#### What needs to be done
Leave out the pictures and repeat everything else in the records exactly.

┌────────

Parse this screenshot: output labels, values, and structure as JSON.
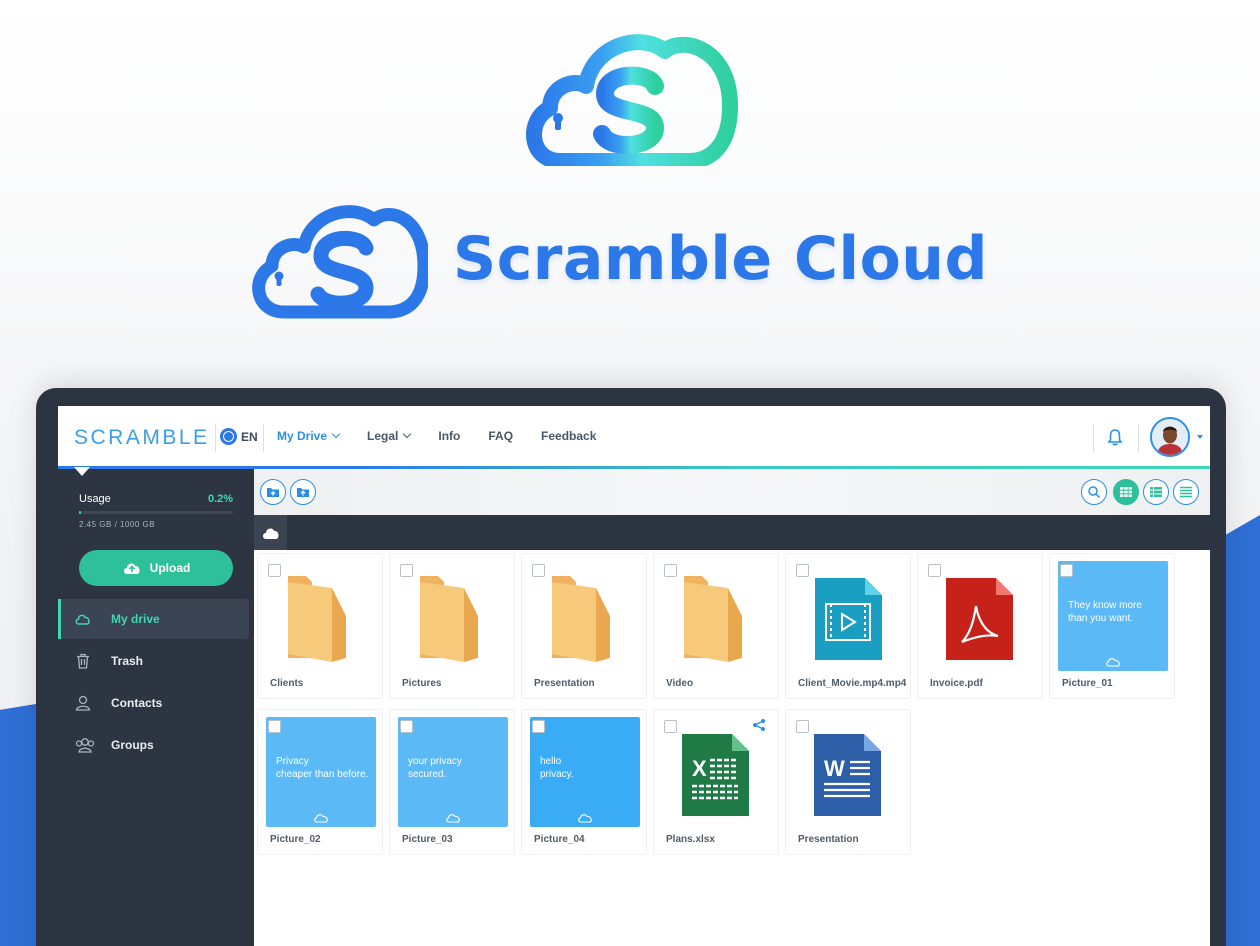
{
  "brand": {
    "name": "Scramble Cloud"
  },
  "app": {
    "logo_text": "SCRAMBLE",
    "language": "EN",
    "nav": [
      {
        "label": "My Drive",
        "has_dropdown": true,
        "active": true
      },
      {
        "label": "Legal",
        "has_dropdown": true,
        "active": false
      },
      {
        "label": "Info",
        "has_dropdown": false,
        "active": false
      },
      {
        "label": "FAQ",
        "has_dropdown": false,
        "active": false
      },
      {
        "label": "Feedback",
        "has_dropdown": false,
        "active": false
      }
    ]
  },
  "sidebar": {
    "usage_label": "Usage",
    "usage_percent": "0.2%",
    "usage_fraction": 0.002,
    "usage_detail": "2.45 GB / 1000 GB",
    "upload_label": "Upload",
    "items": [
      {
        "label": "My drive",
        "icon": "cloud-icon",
        "active": true
      },
      {
        "label": "Trash",
        "icon": "trash-icon",
        "active": false
      },
      {
        "label": "Contacts",
        "icon": "user-icon",
        "active": false
      },
      {
        "label": "Groups",
        "icon": "group-icon",
        "active": false
      }
    ]
  },
  "toolbar": {
    "left_buttons": [
      "new-folder-icon",
      "upload-folder-icon"
    ],
    "right_buttons": [
      "search-icon",
      "grid-view-icon",
      "list-view-icon",
      "compact-list-icon"
    ],
    "active_view": "grid-view-icon"
  },
  "files": [
    {
      "name": "Clients",
      "type": "folder"
    },
    {
      "name": "Pictures",
      "type": "folder"
    },
    {
      "name": "Presentation",
      "type": "folder"
    },
    {
      "name": "Video",
      "type": "folder"
    },
    {
      "name": "Client_Movie.mp4.mp4",
      "type": "video"
    },
    {
      "name": "Invoice.pdf",
      "type": "pdf"
    },
    {
      "name": "Picture_01",
      "type": "image",
      "text": "They know more\nthan you want."
    },
    {
      "name": "Picture_02",
      "type": "image",
      "text": "Privacy\ncheaper than before."
    },
    {
      "name": "Picture_03",
      "type": "image",
      "text": "your privacy\nsecured."
    },
    {
      "name": "Picture_04",
      "type": "image",
      "text": "hello\nprivacy."
    },
    {
      "name": "Plans.xlsx",
      "type": "excel",
      "shared": true
    },
    {
      "name": "Presentation",
      "type": "word"
    }
  ],
  "colors": {
    "brand_blue": "#2c78e8",
    "accent_teal": "#3fd7b5",
    "sidebar_bg": "#2d3542",
    "upload_green": "#2ec09a",
    "picture_blue": "#5bb9f6"
  }
}
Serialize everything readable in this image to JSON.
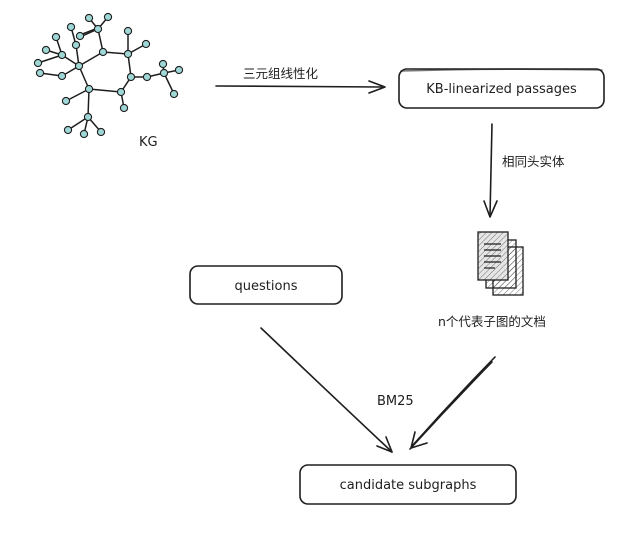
{
  "kg": {
    "label": "KG"
  },
  "edges": {
    "linearize": "三元组线性化",
    "same_head": "相同头实体",
    "bm25": "BM25"
  },
  "boxes": {
    "passages": "KB-linearized passages",
    "questions": "questions",
    "candidates": "candidate subgraphs"
  },
  "documents": {
    "caption": "n个代表子图的文档"
  },
  "colors": {
    "node_fill": "#9fd6d6",
    "stroke": "#1e1e1e",
    "background": "#ffffff"
  }
}
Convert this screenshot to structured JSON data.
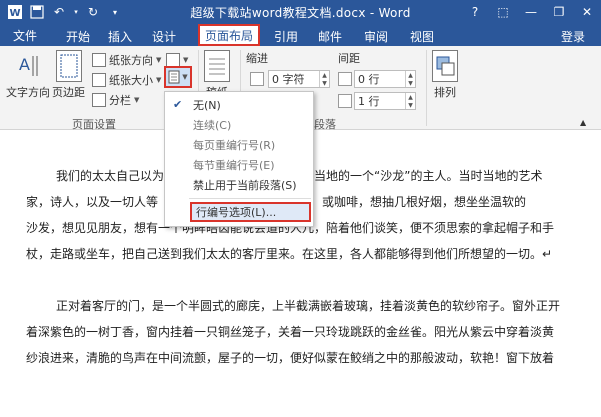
{
  "window": {
    "title": "超级下载站word教程文档.docx - Word",
    "minimize": "—",
    "restore": "❐",
    "close": "✕"
  },
  "qat": {
    "save_icon": "save-icon",
    "undo_icon": "undo-icon",
    "redo_icon": "redo-icon",
    "customize_icon": "customize-qat-icon"
  },
  "tabs": {
    "file": "文件",
    "items": [
      "开始",
      "插入",
      "设计",
      "页面布局",
      "引用",
      "邮件",
      "审阅",
      "视图"
    ],
    "active": "页面布局",
    "login": "登录"
  },
  "ribbon": {
    "text_direction": "文字方向",
    "margins": "页边距",
    "orientation": "纸张方向",
    "size": "纸张大小",
    "columns": "分栏",
    "page_setup_label": "页面设置",
    "manuscript": "稿纸",
    "indent_label": "缩进",
    "spacing_label": "间距",
    "indent_left": "0 字符",
    "spacing_before": "0 行",
    "spacing_after": "1 行",
    "paragraph_label": "段落",
    "arrange": "排列"
  },
  "line_numbers_menu": {
    "items": [
      {
        "label": "无(N)",
        "checked": true,
        "enabled": true
      },
      {
        "label": "连续(C)",
        "checked": false,
        "enabled": false
      },
      {
        "label": "每页重编行号(R)",
        "checked": false,
        "enabled": false
      },
      {
        "label": "每节重编行号(E)",
        "checked": false,
        "enabled": false
      },
      {
        "label": "禁止用于当前段落(S)",
        "checked": false,
        "enabled": true
      }
    ],
    "options": "行编号选项(L)..."
  },
  "document": {
    "para1": [
      "我们的太太自己以为",
      "家，诗人，以及一切人等",
      "沙发，想见见朋友，想有一个明眸皓齿能说会道的人儿，陪着他们谈笑，便不须思索的拿起帽子和手",
      "杖，走路或坐车，把自己送到我们太太的客厅里来。在这里，各人都能够得到他们所想望的一切。↵"
    ],
    "para1_tail1": "时当地的一个“沙龙”的主人。当时当地的艺术",
    "para1_tail2": "浓茶，或咖啡，想抽几根好烟，想坐坐温软的",
    "para2": [
      "正对着客厅的门，是一个半圆式的廊庑，上半截满嵌着玻璃，挂着淡黄色的软纱帘子。窗外正开",
      "着深紫色的一树丁香，窗内挂着一只铜丝笼子，关着一只玲珑跳跃的金丝雀。阳光从紫云中穿着淡黄",
      "纱浪进来，清脆的鸟声在中间流颤，屋子的一切，便好似蒙在鲛绡之中的那般波动，软艳！窗下放着"
    ]
  }
}
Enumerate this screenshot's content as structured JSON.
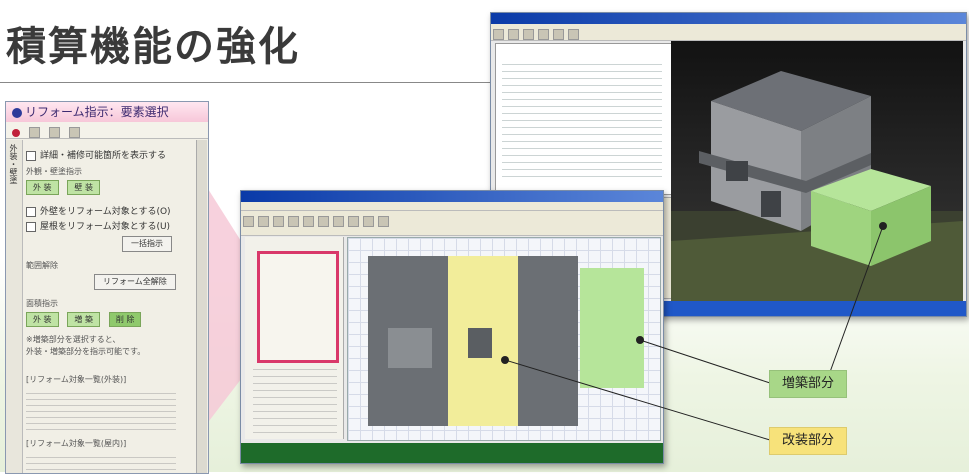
{
  "title": "積算機能の強化",
  "left_panel": {
    "window_title": "リフォーム指示：要素選択",
    "checkbox_1": "詳細・補修可能箇所を表示する",
    "section_exterior": "外観・壁塗指示",
    "btn_exterior_a": "外 装",
    "btn_exterior_b": "壁 装",
    "checkbox_2": "外壁をリフォーム対象とする(O)",
    "checkbox_3": "屋根をリフォーム対象とする(U)",
    "btn_bulk": "一括指示",
    "section_range": "範囲解除",
    "btn_reform_clear": "リフォーム全解除",
    "section_area": "面積指示",
    "btn_area_a": "外 装",
    "btn_area_b": "増 築",
    "btn_area_c": "削 除",
    "note_line1": "※増築部分を選択すると、",
    "note_line2": "外装・増築部分を指示可能です。",
    "section_list1": "[リフォーム対象一覧(外装)]",
    "section_list2": "[リフォーム対象一覧(屋内)]",
    "side_tab": "外装・壁塗"
  },
  "callouts": {
    "addition": "増築部分",
    "renovation": "改装部分"
  },
  "colors": {
    "addition": "#a8d788",
    "renovation": "#f7e27a",
    "highlight": "#d9386a"
  }
}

└────────

#### In response
Parse this screenshot: output labels, values, and structure as JSON.
{
  "brand": {
    "name": "Scramble Cloud"
  },
  "app": {
    "logo_text": "SCRAMBLE",
    "language": "EN",
    "nav": [
      {
        "label": "My Drive",
        "has_dropdown": true,
        "active": true
      },
      {
        "label": "Legal",
        "has_dropdown": true,
        "active": false
      },
      {
        "label": "Info",
        "has_dropdown": false,
        "active": false
      },
      {
        "label": "FAQ",
        "has_dropdown": false,
        "active": false
      },
      {
        "label": "Feedback",
        "has_dropdown": false,
        "active": false
      }
    ]
  },
  "sidebar": {
    "usage_label": "Usage",
    "usage_percent": "0.2%",
    "usage_fraction": 0.002,
    "usage_detail": "2.45 GB / 1000 GB",
    "upload_label": "Upload",
    "items": [
      {
        "label": "My drive",
        "icon": "cloud-icon",
        "active": true
      },
      {
        "label": "Trash",
        "icon": "trash-icon",
        "active": false
      },
      {
        "label": "Contacts",
        "icon": "user-icon",
        "active": false
      },
      {
        "label": "Groups",
        "icon": "group-icon",
        "active": false
      }
    ]
  },
  "toolbar": {
    "left_buttons": [
      "new-folder-icon",
      "upload-folder-icon"
    ],
    "right_buttons": [
      "search-icon",
      "grid-view-icon",
      "list-view-icon",
      "compact-list-icon"
    ],
    "active_view": "grid-view-icon"
  },
  "files": [
    {
      "name": "Clients",
      "type": "folder"
    },
    {
      "name": "Pictures",
      "type": "folder"
    },
    {
      "name": "Presentation",
      "type": "folder"
    },
    {
      "name": "Video",
      "type": "folder"
    },
    {
      "name": "Client_Movie.mp4.mp4",
      "type": "video"
    },
    {
      "name": "Invoice.pdf",
      "type": "pdf"
    },
    {
      "name": "Picture_01",
      "type": "image",
      "text": "They know more\nthan you want."
    },
    {
      "name": "Picture_02",
      "type": "image",
      "text": "Privacy\ncheaper than before."
    },
    {
      "name": "Picture_03",
      "type": "image",
      "text": "your privacy\nsecured."
    },
    {
      "name": "Picture_04",
      "type": "image",
      "text": "hello\nprivacy."
    },
    {
      "name": "Plans.xlsx",
      "type": "excel",
      "shared": true
    },
    {
      "name": "Presentation",
      "type": "word"
    }
  ],
  "colors": {
    "brand_blue": "#2c78e8",
    "accent_teal": "#3fd7b5",
    "sidebar_bg": "#2d3542",
    "upload_green": "#2ec09a",
    "picture_blue": "#5bb9f6"
  }
}
Serialize everything readable in this image to JSON.
{
  "kg": {
    "label": "KG"
  },
  "edges": {
    "linearize": "三元组线性化",
    "same_head": "相同头实体",
    "bm25": "BM25"
  },
  "boxes": {
    "passages": "KB-linearized passages",
    "questions": "questions",
    "candidates": "candidate subgraphs"
  },
  "documents": {
    "caption": "n个代表子图的文档"
  },
  "colors": {
    "node_fill": "#9fd6d6",
    "stroke": "#1e1e1e",
    "background": "#ffffff"
  }
}
Convert this screenshot to structured JSON data.
{
  "window": {
    "title": "超级下载站word教程文档.docx - Word",
    "minimize": "—",
    "restore": "❐",
    "close": "✕"
  },
  "qat": {
    "save_icon": "save-icon",
    "undo_icon": "undo-icon",
    "redo_icon": "redo-icon",
    "customize_icon": "customize-qat-icon"
  },
  "tabs": {
    "file": "文件",
    "items": [
      "开始",
      "插入",
      "设计",
      "页面布局",
      "引用",
      "邮件",
      "审阅",
      "视图"
    ],
    "active": "页面布局",
    "login": "登录"
  },
  "ribbon": {
    "text_direction": "文字方向",
    "margins": "页边距",
    "orientation": "纸张方向",
    "size": "纸张大小",
    "columns": "分栏",
    "page_setup_label": "页面设置",
    "manuscript": "稿纸",
    "indent_label": "缩进",
    "spacing_label": "间距",
    "indent_left": "0 字符",
    "spacing_before": "0 行",
    "spacing_after": "1 行",
    "paragraph_label": "段落",
    "arrange": "排列"
  },
  "line_numbers_menu": {
    "items": [
      {
        "label": "无(N)",
        "checked": true,
        "enabled": true
      },
      {
        "label": "连续(C)",
        "checked": false,
        "enabled": false
      },
      {
        "label": "每页重编行号(R)",
        "checked": false,
        "enabled": false
      },
      {
        "label": "每节重编行号(E)",
        "checked": false,
        "enabled": false
      },
      {
        "label": "禁止用于当前段落(S)",
        "checked": false,
        "enabled": true
      }
    ],
    "options": "行编号选项(L)..."
  },
  "document": {
    "para1": [
      "我们的太太自己以为",
      "家，诗人，以及一切人等",
      "沙发，想见见朋友，想有一个明眸皓齿能说会道的人儿，陪着他们谈笑，便不须思索的拿起帽子和手",
      "杖，走路或坐车，把自己送到我们太太的客厅里来。在这里，各人都能够得到他们所想望的一切。↵"
    ],
    "para1_tail1": "时当地的一个“沙龙”的主人。当时当地的艺术",
    "para1_tail2": "浓茶，或咖啡，想抽几根好烟，想坐坐温软的",
    "para2": [
      "正对着客厅的门，是一个半圆式的廊庑，上半截满嵌着玻璃，挂着淡黄色的软纱帘子。窗外正开",
      "着深紫色的一树丁香，窗内挂着一只铜丝笼子，关着一只玲珑跳跃的金丝雀。阳光从紫云中穿着淡黄",
      "纱浪进来，清脆的鸟声在中间流颤，屋子的一切，便好似蒙在鲛绡之中的那般波动，软艳！窗下放着"
    ]
  }
}
Enumerate this screenshot's content as structured JSON.
{
  "title": "積算機能の強化",
  "left_panel": {
    "window_title": "リフォーム指示：要素選択",
    "checkbox_1": "詳細・補修可能箇所を表示する",
    "section_exterior": "外観・壁塗指示",
    "btn_exterior_a": "外 装",
    "btn_exterior_b": "壁 装",
    "checkbox_2": "外壁をリフォーム対象とする(O)",
    "checkbox_3": "屋根をリフォーム対象とする(U)",
    "btn_bulk": "一括指示",
    "section_range": "範囲解除",
    "btn_reform_clear": "リフォーム全解除",
    "section_area": "面積指示",
    "btn_area_a": "外 装",
    "btn_area_b": "増 築",
    "btn_area_c": "削 除",
    "note_line1": "※増築部分を選択すると、",
    "note_line2": "外装・増築部分を指示可能です。",
    "section_list1": "[リフォーム対象一覧(外装)]",
    "section_list2": "[リフォーム対象一覧(屋内)]",
    "side_tab": "外装・壁塗"
  },
  "callouts": {
    "addition": "増築部分",
    "renovation": "改装部分"
  },
  "colors": {
    "addition": "#a8d788",
    "renovation": "#f7e27a",
    "highlight": "#d9386a"
  }
}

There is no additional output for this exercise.